- _WRITTEN INSTRUCTION_: Going through the material below, please gather all lines with the word "content" in them.

- _PROVIDED ENTRIES_:
════════════════════
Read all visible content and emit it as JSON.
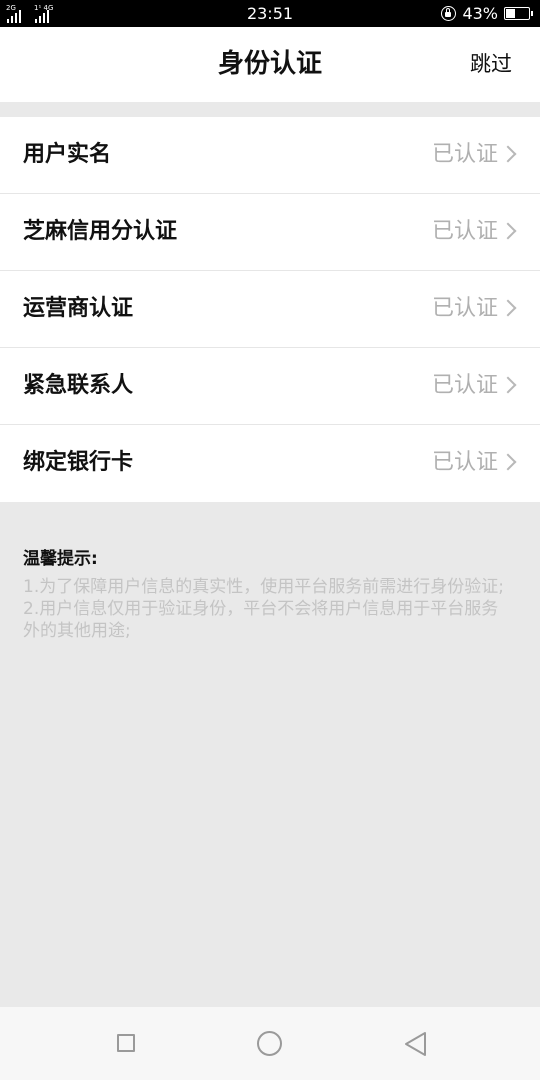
════════════════════
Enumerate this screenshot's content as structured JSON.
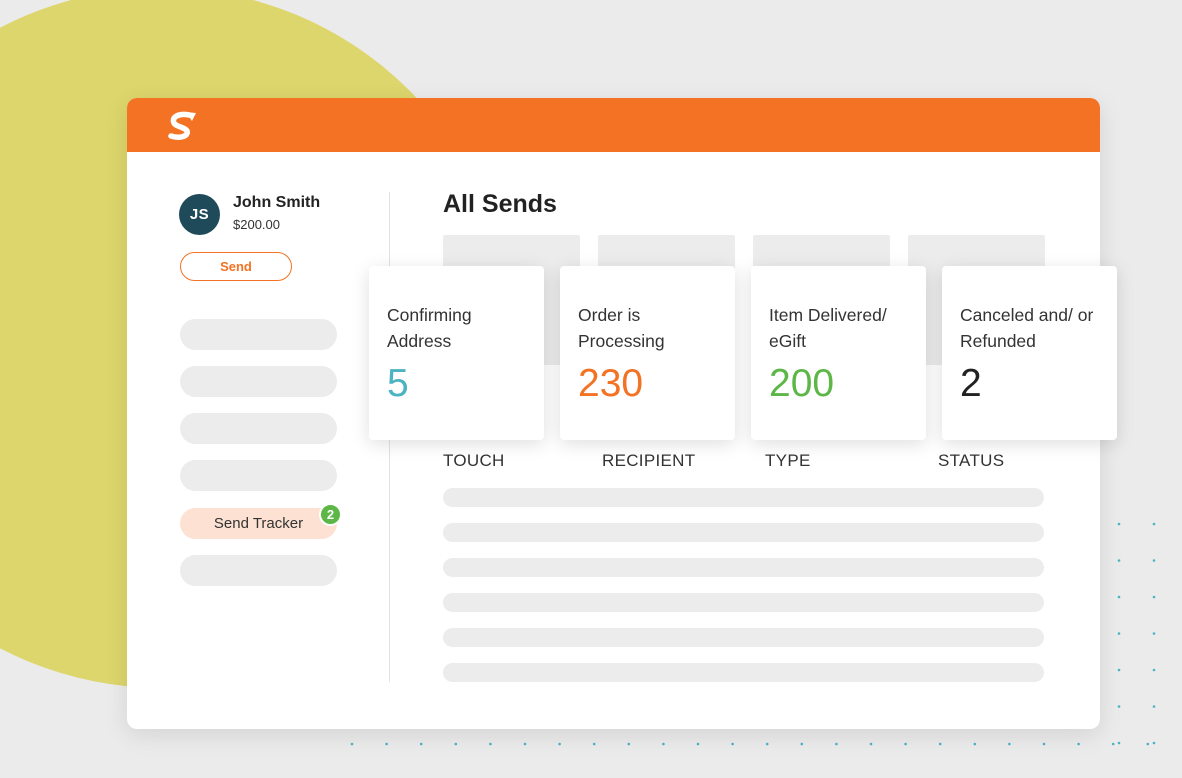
════════════════════
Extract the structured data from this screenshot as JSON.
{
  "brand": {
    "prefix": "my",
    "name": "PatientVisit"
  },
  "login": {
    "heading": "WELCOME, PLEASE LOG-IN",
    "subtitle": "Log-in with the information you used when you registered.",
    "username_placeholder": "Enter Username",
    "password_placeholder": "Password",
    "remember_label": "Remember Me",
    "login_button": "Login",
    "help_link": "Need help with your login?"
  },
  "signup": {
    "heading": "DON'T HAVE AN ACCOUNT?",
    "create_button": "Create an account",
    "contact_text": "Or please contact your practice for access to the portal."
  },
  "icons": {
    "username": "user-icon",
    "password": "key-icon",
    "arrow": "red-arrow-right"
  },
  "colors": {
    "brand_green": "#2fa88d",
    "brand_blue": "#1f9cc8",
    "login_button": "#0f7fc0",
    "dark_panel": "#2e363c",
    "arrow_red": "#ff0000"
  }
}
════════════════════
- _TASK OUTPUT_:
Read all visible content and emit it as JSON.
Enumerate this screenshot's content as structured JSON.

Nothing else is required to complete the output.